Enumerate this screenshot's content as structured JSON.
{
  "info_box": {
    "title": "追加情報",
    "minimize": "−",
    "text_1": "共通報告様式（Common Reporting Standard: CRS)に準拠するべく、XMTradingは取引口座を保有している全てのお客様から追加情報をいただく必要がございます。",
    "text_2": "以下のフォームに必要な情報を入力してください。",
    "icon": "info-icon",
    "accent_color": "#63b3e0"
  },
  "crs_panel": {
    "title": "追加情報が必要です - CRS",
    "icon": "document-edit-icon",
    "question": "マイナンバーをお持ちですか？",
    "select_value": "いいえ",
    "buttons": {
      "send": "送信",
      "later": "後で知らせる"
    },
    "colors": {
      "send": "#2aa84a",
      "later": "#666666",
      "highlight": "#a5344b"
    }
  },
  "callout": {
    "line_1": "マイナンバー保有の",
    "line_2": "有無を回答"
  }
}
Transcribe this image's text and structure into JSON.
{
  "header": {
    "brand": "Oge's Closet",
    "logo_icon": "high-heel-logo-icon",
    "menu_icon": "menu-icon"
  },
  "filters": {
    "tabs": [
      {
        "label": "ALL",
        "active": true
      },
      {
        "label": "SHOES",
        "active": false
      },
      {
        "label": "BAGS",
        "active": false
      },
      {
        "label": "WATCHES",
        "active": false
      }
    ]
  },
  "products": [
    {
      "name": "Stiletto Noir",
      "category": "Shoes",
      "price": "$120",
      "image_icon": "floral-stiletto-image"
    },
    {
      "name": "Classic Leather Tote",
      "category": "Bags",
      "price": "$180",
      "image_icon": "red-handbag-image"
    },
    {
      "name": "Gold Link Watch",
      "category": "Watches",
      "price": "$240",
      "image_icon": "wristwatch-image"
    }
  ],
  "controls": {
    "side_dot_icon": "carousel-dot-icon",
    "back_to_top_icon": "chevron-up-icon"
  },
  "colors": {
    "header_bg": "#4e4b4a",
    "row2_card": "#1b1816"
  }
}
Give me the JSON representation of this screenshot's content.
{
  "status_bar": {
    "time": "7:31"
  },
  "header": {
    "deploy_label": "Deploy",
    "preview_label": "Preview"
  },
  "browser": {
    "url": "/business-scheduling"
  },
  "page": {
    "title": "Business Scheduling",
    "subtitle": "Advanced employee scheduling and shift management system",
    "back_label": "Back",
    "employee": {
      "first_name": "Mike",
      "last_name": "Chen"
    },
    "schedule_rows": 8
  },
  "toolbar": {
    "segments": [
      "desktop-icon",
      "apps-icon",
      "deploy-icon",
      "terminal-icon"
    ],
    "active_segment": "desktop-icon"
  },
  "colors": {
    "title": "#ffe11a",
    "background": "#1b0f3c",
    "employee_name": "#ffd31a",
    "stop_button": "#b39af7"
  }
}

◇ ◇ ◇ ◇

(TASK DESCRIPTION): Reproduce the material above, every line of it, exactly.

(ANSWER):
Enumerate this screenshot's content as structured JSON.
{
  "info_box": {
    "title": "追加情報",
    "minimize": "−",
    "text_1": "共通報告様式（Common Reporting Standard: CRS)に準拠するべく、XMTradingは取引口座を保有している全てのお客様から追加情報をいただく必要がございます。",
    "text_2": "以下のフォームに必要な情報を入力してください。",
    "icon": "info-icon",
    "accent_color": "#63b3e0"
  },
  "crs_panel": {
    "title": "追加情報が必要です - CRS",
    "icon": "document-edit-icon",
    "question": "マイナンバーをお持ちですか？",
    "select_value": "いいえ",
    "buttons": {
      "send": "送信",
      "later": "後で知らせる"
    },
    "colors": {
      "send": "#2aa84a",
      "later": "#666666",
      "highlight": "#a5344b"
    }
  },
  "callout": {
    "line_1": "マイナンバー保有の",
    "line_2": "有無を回答"
  }
}
Transcribe this image's text and structure into JSON.
{
  "header": {
    "brand": "Oge's Closet",
    "logo_icon": "high-heel-logo-icon",
    "menu_icon": "menu-icon"
  },
  "filters": {
    "tabs": [
      {
        "label": "ALL",
        "active": true
      },
      {
        "label": "SHOES",
        "active": false
      },
      {
        "label": "BAGS",
        "active": false
      },
      {
        "label": "WATCHES",
        "active": false
      }
    ]
  },
  "products": [
    {
      "name": "Stiletto Noir",
      "category": "Shoes",
      "price": "$120",
      "image_icon": "floral-stiletto-image"
    },
    {
      "name": "Classic Leather Tote",
      "category": "Bags",
      "price": "$180",
      "image_icon": "red-handbag-image"
    },
    {
      "name": "Gold Link Watch",
      "category": "Watches",
      "price": "$240",
      "image_icon": "wristwatch-image"
    }
  ],
  "controls": {
    "side_dot_icon": "carousel-dot-icon",
    "back_to_top_icon": "chevron-up-icon"
  },
  "colors": {
    "header_bg": "#4e4b4a",
    "row2_card": "#1b1816"
  }
}
Give me the JSON representation of this screenshot's content.
{
  "status_bar": {
    "time": "7:31"
  },
  "header": {
    "deploy_label": "Deploy",
    "preview_label": "Preview"
  },
  "browser": {
    "url": "/business-scheduling"
  },
  "page": {
    "title": "Business Scheduling",
    "subtitle": "Advanced employee scheduling and shift management system",
    "back_label": "Back",
    "employee": {
      "first_name": "Mike",
      "last_name": "Chen"
    },
    "schedule_rows": 8
  },
  "toolbar": {
    "segments": [
      "desktop-icon",
      "apps-icon",
      "deploy-icon",
      "terminal-icon"
    ],
    "active_segment": "desktop-icon"
  },
  "colors": {
    "title": "#ffe11a",
    "background": "#1b0f3c",
    "employee_name": "#ffd31a",
    "stop_button": "#b39af7"
  }
}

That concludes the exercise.